START Supplied information
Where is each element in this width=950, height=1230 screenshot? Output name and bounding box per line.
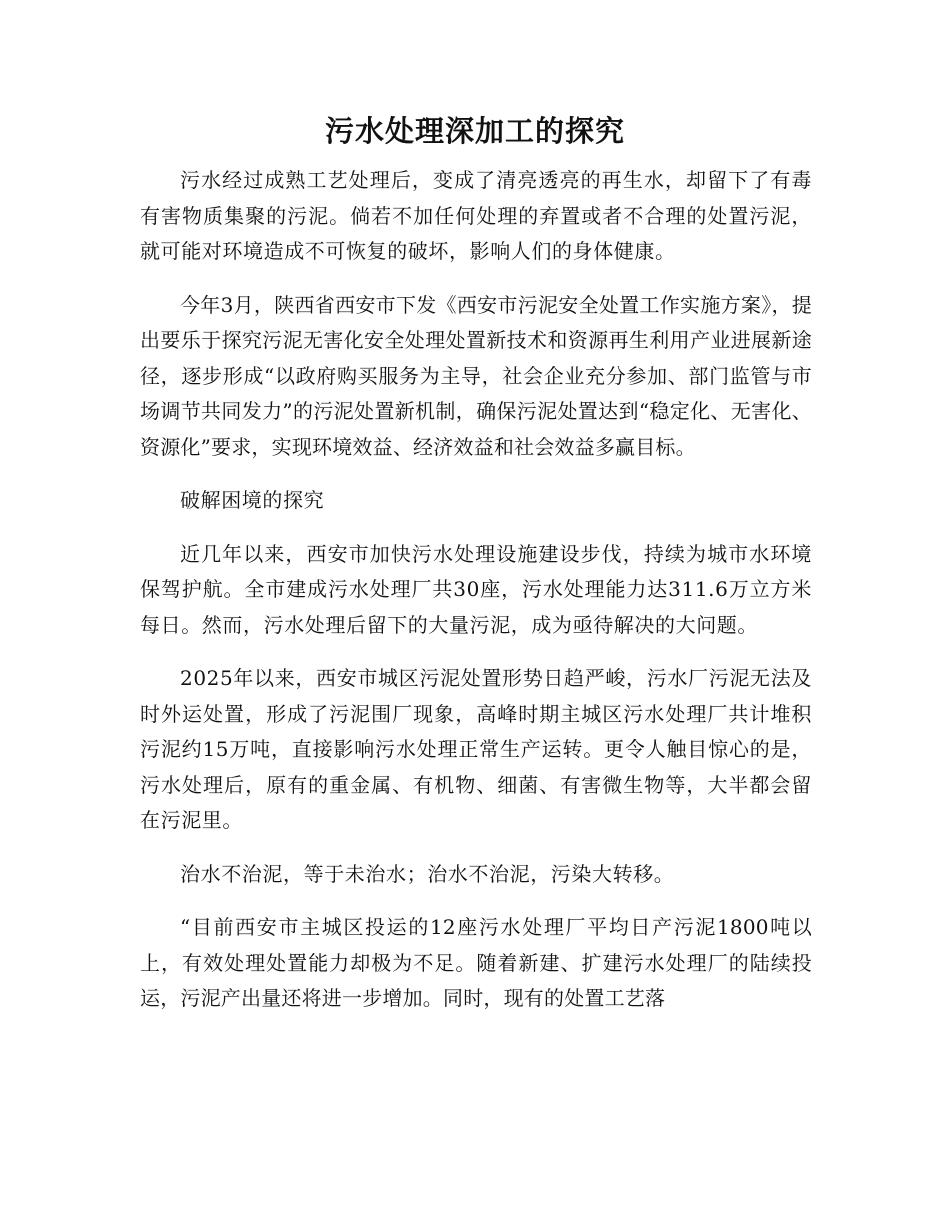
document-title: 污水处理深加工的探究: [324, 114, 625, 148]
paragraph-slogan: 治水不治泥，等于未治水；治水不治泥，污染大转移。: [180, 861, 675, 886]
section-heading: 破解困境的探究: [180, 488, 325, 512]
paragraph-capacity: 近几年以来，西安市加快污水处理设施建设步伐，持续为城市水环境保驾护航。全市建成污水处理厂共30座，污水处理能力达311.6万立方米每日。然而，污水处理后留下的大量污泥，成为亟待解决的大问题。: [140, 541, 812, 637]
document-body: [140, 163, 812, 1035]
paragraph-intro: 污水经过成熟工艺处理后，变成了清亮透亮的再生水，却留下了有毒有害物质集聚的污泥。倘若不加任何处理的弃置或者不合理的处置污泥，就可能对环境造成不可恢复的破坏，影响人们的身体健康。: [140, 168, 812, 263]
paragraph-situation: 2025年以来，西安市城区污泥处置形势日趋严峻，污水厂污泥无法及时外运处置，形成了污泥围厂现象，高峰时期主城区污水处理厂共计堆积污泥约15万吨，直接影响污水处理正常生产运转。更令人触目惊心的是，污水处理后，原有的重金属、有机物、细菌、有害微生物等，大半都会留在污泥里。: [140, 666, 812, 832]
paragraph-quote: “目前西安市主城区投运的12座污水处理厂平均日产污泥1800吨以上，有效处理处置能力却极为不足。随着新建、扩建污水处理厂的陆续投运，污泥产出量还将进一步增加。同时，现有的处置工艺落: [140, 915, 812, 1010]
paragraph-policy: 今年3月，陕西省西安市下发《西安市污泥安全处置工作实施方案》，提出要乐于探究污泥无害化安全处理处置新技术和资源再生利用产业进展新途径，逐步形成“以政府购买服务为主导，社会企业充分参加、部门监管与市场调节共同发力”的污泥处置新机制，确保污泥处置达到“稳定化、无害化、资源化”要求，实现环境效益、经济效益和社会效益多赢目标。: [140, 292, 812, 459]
END Supplied information
START Supplied information
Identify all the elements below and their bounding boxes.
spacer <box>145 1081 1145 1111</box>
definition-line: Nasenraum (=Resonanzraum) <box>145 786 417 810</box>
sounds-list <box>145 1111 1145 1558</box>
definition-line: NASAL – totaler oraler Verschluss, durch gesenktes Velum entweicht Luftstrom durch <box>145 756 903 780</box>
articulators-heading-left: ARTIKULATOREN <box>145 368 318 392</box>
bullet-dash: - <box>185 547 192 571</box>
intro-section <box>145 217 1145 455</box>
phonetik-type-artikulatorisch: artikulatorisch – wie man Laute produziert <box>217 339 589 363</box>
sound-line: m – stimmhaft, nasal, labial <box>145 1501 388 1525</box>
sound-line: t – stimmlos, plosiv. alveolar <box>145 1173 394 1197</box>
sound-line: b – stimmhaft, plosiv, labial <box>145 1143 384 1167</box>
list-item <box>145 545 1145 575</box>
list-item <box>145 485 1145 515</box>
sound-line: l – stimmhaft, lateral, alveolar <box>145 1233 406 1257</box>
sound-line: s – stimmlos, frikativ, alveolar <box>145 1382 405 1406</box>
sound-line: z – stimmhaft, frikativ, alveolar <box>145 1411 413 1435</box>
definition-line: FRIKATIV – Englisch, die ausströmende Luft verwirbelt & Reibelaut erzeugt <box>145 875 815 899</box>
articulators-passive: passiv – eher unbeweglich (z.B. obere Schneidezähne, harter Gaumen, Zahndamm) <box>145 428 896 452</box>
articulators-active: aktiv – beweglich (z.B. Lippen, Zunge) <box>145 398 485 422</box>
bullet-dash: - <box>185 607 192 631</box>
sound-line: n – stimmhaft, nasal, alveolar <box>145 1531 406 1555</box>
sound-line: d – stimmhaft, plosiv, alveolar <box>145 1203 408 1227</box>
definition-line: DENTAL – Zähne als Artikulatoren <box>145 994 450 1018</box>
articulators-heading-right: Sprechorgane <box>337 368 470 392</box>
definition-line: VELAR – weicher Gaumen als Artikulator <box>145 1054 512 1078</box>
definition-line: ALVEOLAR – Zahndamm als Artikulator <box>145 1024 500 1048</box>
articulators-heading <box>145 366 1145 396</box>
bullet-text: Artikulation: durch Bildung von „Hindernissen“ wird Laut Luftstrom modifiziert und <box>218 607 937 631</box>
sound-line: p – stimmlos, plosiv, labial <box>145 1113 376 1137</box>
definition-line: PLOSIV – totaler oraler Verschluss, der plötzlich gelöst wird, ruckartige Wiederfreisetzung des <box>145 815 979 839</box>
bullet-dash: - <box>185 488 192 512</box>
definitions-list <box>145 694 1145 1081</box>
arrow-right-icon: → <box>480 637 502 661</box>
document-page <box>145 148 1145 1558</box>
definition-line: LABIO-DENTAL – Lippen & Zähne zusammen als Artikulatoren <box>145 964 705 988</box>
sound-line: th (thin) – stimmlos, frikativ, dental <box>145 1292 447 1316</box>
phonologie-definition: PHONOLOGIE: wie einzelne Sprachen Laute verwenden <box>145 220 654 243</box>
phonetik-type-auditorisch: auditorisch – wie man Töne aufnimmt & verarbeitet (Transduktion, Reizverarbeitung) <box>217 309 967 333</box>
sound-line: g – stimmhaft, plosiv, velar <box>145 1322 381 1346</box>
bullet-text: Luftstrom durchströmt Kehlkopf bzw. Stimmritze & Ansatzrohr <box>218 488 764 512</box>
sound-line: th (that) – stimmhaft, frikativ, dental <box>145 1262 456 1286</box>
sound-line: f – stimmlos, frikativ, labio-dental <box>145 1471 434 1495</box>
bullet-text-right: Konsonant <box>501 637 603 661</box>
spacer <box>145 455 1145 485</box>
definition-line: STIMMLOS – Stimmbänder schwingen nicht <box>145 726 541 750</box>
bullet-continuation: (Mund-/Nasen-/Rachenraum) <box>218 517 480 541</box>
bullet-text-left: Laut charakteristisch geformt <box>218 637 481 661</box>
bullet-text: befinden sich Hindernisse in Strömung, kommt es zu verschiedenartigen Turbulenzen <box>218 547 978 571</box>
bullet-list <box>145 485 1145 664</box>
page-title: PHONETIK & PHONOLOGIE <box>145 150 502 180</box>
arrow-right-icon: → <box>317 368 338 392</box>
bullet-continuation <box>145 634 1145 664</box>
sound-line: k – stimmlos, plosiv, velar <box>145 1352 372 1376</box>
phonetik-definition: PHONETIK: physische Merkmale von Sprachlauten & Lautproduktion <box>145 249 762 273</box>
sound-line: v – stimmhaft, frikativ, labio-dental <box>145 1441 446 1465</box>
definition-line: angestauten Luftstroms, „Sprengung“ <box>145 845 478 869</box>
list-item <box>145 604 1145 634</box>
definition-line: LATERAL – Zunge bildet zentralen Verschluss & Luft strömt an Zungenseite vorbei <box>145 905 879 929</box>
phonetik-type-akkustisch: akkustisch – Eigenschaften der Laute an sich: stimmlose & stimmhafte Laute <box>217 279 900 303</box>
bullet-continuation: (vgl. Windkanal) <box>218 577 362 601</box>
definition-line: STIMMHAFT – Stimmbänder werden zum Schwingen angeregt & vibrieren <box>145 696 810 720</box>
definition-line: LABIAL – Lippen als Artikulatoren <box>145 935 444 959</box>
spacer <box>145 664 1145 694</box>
END Supplied information
Given request.
Count how many lines of the records contain the string "Zunge", treating uppercase and lowercase as different. Reply with the number alone.

The response.
2